[Dataset items]
----
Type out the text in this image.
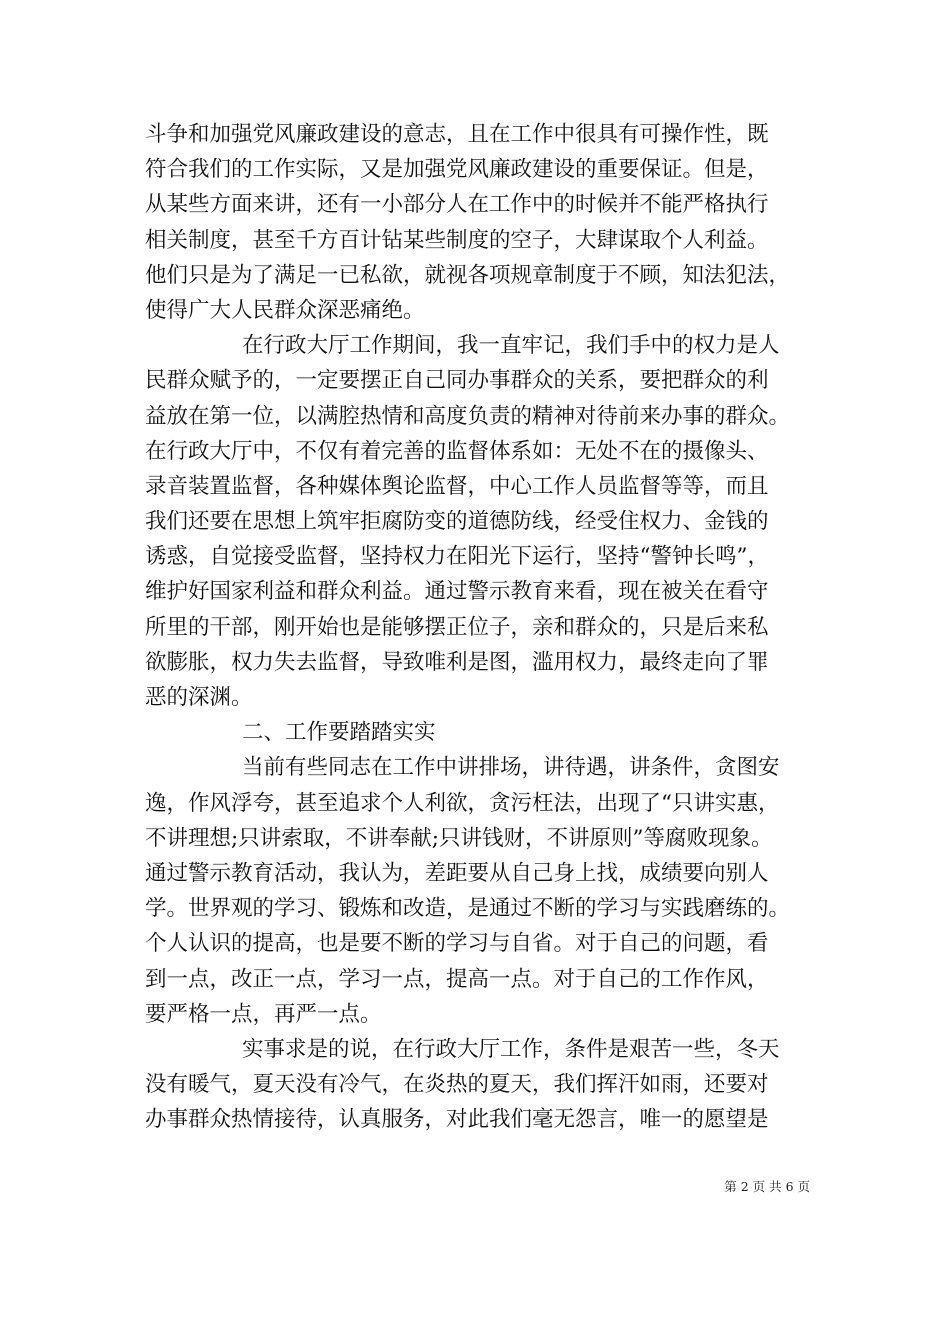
斗争和加强党风廉政建设的意志，且在工作中很具有可操作性，既
符合我们的工作实际，又是加强党风廉政建设的重要保证。但是，
从某些方面来讲，还有一小部分人在工作中的时候并不能严格执行
相关制度，甚至千方百计钻某些制度的空子，大肆谋取个人利益。
他们只是为了满足一已私欲，就视各项规章制度于不顾，知法犯法，
使得广大人民群众深恶痛绝。
在行政大厅工作期间，我一直牢记，我们手中的权力是人
民群众赋予的，一定要摆正自己同办事群众的关系，要把群众的利
益放在第一位，以满腔热情和高度负责的精神对待前来办事的群众。
在行政大厅中，不仅有着完善的监督体系如：无处不在的摄像头、
录音装置监督，各种媒体舆论监督，中心工作人员监督等等，而且
我们还要在思想上筑牢拒腐防变的道德防线，经受住权力、金钱的
诱惑，自觉接受监督，坚持权力在阳光下运行，坚持“警钟长鸣”，
维护好国家利益和群众利益。通过警示教育来看，现在被关在看守
所里的干部，刚开始也是能够摆正位子，亲和群众的，只是后来私
欲膨胀，权力失去监督，导致唯利是图，滥用权力，最终走向了罪
恶的深渊。
二、工作要踏踏实实
当前有些同志在工作中讲排场，讲待遇，讲条件，贪图安
逸，作风浮夸，甚至追求个人利欲，贪污枉法，出现了“只讲实惠，
不讲理想;只讲索取，不讲奉献;只讲钱财，不讲原则”等腐败现象。
通过警示教育活动，我认为，差距要从自己身上找，成绩要向别人
学。世界观的学习、锻炼和改造，是通过不断的学习与实践磨练的。
个人认识的提高，也是要不断的学习与自省。对于自己的问题，看
到一点，改正一点，学习一点，提高一点。对于自己的工作作风，
要严格一点，再严一点。
实事求是的说，在行政大厅工作，条件是艰苦一些，冬天
没有暖气，夏天没有冷气，在炎热的夏天，我们挥汗如雨，还要对
办事群众热情接待，认真服务，对此我们毫无怨言，唯一的愿望是
第 2 页 共 6 页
----
◆ **PROBLEM**
Each line of the data is to be duplicated exactly; pictures stay out of the copy.

◆ **FINISHED ANSWER**
Type out the text in this image.
斗争和加强党风廉政建设的意志，且在工作中很具有可操作性，既
符合我们的工作实际，又是加强党风廉政建设的重要保证。但是，
从某些方面来讲，还有一小部分人在工作中的时候并不能严格执行
相关制度，甚至千方百计钻某些制度的空子，大肆谋取个人利益。
他们只是为了满足一已私欲，就视各项规章制度于不顾，知法犯法，
使得广大人民群众深恶痛绝。
在行政大厅工作期间，我一直牢记，我们手中的权力是人
民群众赋予的，一定要摆正自己同办事群众的关系，要把群众的利
益放在第一位，以满腔热情和高度负责的精神对待前来办事的群众。
在行政大厅中，不仅有着完善的监督体系如：无处不在的摄像头、
录音装置监督，各种媒体舆论监督，中心工作人员监督等等，而且
我们还要在思想上筑牢拒腐防变的道德防线，经受住权力、金钱的
诱惑，自觉接受监督，坚持权力在阳光下运行，坚持“警钟长鸣”，
维护好国家利益和群众利益。通过警示教育来看，现在被关在看守
所里的干部，刚开始也是能够摆正位子，亲和群众的，只是后来私
欲膨胀，权力失去监督，导致唯利是图，滥用权力，最终走向了罪
恶的深渊。
二、工作要踏踏实实
当前有些同志在工作中讲排场，讲待遇，讲条件，贪图安
逸，作风浮夸，甚至追求个人利欲，贪污枉法，出现了“只讲实惠，
不讲理想;只讲索取，不讲奉献;只讲钱财，不讲原则”等腐败现象。
通过警示教育活动，我认为，差距要从自己身上找，成绩要向别人
学。世界观的学习、锻炼和改造，是通过不断的学习与实践磨练的。
个人认识的提高，也是要不断的学习与自省。对于自己的问题，看
到一点，改正一点，学习一点，提高一点。对于自己的工作作风，
要严格一点，再严一点。
实事求是的说，在行政大厅工作，条件是艰苦一些，冬天
没有暖气，夏天没有冷气，在炎热的夏天，我们挥汗如雨，还要对
办事群众热情接待，认真服务，对此我们毫无怨言，唯一的愿望是
第 2 页 共 6 页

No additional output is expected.